EXCERPT PROVIDED:
THIS EXCHANGE AGREEMENT (the “Agreement”) is dated as of June 4, 2014, by and between MINERCO RESOURCES, INC., a Nevada Corporation, with headquarters located at 20 Trafalgar Square, Suite 455, Nashua, New Hampshire 03063 (the “Company”) and Ann Powers, an individual, with an address at 105 Lake Ellis Road, Athol, Massachusetts 01331 (the “Noteholder”).
 
WHEREAS:
 
A.           The Noteholder acquired a note in the principal amount of $25,000 from the Company on September 27, 2013 (the “Note”).
 
B.           The Noteholder desires to receive shares of the Company’s Series B Preferred Stock in exchange for the principal amount, accrued and unpaid interest owed and other amounts owed to it in respect of the Note, with the number of shares of Series B Preferred Stock to be issued to be calculated by dividing the sum of principal amount, accrued and unpaid interest and other amounts on the Note by $10.00 (the “Stated Value” of the Company’s Series B Preferred Stock); and  
 
C.           The exchange of the Note for the Series B Preferred Stock will be made in reliance upon the exemption from registration provided by Section 3(a)(9) of the Securities Act of 1933, as amended (the “1933 Act”).
 
NOW, THEREFORE, in consideration of the foregoing premises and the mutual covenants hereinafter contained, the parties hereto agree as follows:
 
1.           EXCHANGE.
 
1.1           Exchange. At the Closing, the Noteholder and the Company shall, pursuant to Section 3(a)(9) of the 1933 Act, exchange the Note, dated September 27, 2013, in the principal amount of $25,000 together will all interest and other amounts accrued thereon for the 6,000 shares of Series B Preferred Stock (which number of shares of Series B Preferred Stock to be issued to be calculated by dividing the sum of principal amount, accrued and unpaid interest and other amounts on the Note by $10.00).
 
1.2           Closing. The issuance of the Series B Preferred Stock (the “Closing”) shall occur at the offices of Gracin & Marlow, LLP in New York, New York. The date and time of the Closing shall be 10:00 a.m., New York time, on the first (1st) Business Day on which the conditions to the Closing set forth in Sections 5 and 6 below are satisfied or waived (or such later date as is mutually agreed to by the Company and the Noteholder).
 
1.3           Consideration. The Series B Preferred Stock shall be issued to the Noteholder in exchange for the Note without the payment of any additional consideration.

Labeled region entries:
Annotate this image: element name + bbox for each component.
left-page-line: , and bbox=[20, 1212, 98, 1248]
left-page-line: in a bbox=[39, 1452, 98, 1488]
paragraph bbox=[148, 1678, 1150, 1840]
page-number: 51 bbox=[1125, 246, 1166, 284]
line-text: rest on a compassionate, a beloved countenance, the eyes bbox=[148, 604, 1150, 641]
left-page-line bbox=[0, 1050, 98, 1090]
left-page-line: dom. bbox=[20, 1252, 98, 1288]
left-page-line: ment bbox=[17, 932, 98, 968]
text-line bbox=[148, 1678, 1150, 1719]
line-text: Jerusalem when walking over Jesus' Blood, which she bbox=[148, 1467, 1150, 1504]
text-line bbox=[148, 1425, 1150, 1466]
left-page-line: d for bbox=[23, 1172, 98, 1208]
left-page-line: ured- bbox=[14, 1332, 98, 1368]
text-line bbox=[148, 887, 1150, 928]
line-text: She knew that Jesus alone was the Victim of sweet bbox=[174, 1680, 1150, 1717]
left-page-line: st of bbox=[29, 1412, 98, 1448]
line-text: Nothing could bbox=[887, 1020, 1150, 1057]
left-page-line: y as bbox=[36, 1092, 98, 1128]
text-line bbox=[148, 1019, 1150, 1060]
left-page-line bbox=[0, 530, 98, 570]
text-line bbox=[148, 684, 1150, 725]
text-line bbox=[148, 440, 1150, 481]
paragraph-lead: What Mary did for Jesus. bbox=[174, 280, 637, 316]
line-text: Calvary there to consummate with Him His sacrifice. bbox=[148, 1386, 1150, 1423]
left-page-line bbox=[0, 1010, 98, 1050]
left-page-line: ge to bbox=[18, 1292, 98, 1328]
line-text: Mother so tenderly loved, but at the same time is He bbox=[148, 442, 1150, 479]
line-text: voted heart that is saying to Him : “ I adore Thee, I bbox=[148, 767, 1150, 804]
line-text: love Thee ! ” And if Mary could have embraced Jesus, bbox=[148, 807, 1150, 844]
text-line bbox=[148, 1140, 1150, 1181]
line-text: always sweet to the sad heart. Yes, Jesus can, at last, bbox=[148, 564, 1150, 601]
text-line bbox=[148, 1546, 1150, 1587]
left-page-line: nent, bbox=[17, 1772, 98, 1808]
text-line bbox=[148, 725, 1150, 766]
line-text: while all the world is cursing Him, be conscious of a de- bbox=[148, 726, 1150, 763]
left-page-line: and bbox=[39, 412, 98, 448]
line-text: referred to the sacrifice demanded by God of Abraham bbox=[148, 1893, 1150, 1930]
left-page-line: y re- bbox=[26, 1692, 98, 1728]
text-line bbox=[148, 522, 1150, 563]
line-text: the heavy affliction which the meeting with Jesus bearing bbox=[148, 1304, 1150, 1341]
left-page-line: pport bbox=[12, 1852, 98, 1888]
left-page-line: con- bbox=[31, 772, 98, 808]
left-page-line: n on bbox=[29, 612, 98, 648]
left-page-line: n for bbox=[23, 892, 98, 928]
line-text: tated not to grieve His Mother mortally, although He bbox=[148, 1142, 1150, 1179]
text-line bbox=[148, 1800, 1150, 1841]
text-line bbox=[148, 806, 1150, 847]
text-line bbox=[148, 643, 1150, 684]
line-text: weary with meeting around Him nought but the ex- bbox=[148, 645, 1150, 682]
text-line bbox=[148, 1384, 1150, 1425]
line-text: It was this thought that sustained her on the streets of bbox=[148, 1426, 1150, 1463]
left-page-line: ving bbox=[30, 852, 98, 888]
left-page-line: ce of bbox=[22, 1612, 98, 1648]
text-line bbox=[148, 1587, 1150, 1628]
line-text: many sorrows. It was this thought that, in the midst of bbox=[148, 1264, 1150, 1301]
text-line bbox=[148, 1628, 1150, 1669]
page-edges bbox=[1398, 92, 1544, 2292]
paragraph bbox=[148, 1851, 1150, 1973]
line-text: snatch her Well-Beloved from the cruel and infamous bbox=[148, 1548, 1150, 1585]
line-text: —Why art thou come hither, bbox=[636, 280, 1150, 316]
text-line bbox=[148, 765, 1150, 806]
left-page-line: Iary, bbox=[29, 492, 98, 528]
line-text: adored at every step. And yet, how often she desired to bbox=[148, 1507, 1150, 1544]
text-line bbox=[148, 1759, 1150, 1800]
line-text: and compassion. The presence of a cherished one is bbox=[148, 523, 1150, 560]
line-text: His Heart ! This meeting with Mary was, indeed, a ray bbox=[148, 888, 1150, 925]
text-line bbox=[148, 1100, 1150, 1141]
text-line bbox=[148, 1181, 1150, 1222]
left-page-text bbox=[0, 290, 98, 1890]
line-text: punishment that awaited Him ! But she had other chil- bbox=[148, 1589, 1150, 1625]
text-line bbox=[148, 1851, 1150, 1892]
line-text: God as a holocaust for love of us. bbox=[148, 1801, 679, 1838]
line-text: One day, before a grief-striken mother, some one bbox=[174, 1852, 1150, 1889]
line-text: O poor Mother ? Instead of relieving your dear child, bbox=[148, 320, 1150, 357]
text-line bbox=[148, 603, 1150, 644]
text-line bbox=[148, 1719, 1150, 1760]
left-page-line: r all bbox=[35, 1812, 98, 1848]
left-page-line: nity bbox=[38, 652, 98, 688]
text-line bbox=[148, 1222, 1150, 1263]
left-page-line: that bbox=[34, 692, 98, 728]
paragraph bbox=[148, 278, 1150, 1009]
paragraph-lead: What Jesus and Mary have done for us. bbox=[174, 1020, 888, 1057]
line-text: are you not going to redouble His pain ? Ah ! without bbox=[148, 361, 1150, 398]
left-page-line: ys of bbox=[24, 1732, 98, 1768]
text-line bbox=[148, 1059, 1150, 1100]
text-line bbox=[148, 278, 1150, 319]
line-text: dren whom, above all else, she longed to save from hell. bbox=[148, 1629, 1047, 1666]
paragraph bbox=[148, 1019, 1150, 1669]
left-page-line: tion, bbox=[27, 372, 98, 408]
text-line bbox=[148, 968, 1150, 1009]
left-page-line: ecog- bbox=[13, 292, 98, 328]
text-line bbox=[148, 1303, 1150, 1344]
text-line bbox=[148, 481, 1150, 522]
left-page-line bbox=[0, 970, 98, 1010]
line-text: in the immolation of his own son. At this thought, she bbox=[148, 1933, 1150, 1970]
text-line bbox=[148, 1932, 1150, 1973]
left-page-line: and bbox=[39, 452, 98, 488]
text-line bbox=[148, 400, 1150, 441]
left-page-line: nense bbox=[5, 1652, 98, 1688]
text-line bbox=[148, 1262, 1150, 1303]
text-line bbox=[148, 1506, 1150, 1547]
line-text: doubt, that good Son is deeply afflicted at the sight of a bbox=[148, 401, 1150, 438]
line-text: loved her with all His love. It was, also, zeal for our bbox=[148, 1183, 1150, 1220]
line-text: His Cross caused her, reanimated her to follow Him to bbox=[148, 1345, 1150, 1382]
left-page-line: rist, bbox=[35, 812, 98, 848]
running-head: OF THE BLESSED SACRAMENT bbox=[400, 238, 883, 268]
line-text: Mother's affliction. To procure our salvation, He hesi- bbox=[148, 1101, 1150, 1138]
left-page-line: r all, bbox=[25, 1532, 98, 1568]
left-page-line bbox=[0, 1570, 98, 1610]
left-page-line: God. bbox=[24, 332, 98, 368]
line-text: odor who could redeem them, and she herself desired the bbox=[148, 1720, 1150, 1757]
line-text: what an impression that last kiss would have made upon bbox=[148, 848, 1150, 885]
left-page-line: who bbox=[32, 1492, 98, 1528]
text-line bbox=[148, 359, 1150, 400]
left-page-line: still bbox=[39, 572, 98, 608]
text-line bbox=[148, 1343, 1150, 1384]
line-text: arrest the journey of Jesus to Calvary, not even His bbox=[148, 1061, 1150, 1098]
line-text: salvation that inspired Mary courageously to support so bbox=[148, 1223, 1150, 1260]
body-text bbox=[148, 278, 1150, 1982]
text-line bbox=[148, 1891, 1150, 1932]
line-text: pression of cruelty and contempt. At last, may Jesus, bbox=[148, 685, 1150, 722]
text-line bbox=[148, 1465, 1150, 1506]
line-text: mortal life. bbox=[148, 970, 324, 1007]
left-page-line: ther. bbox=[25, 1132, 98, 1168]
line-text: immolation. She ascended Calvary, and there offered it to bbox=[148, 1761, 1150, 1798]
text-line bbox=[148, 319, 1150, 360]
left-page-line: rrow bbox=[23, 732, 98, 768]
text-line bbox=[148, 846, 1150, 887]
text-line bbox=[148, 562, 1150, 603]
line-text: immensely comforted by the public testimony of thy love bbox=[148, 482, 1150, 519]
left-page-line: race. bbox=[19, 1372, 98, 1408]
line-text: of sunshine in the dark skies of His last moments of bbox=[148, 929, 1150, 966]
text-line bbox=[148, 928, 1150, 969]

SHORT EXERCISE: Translate this sentence from the exchange agreement into Spanish: "The Series B Preferred Stock shall be issued to the Noteholder in exchange for the Note without the payment of any additional consideration." The rows come from a separate source.

EXERCISE SOLUTION: Las Acciones Preferentes Serie B se emitirán a favor del Tenedor del Pagaré a cambio del Pagaré, sin el pago de ninguna contraprestación adicional.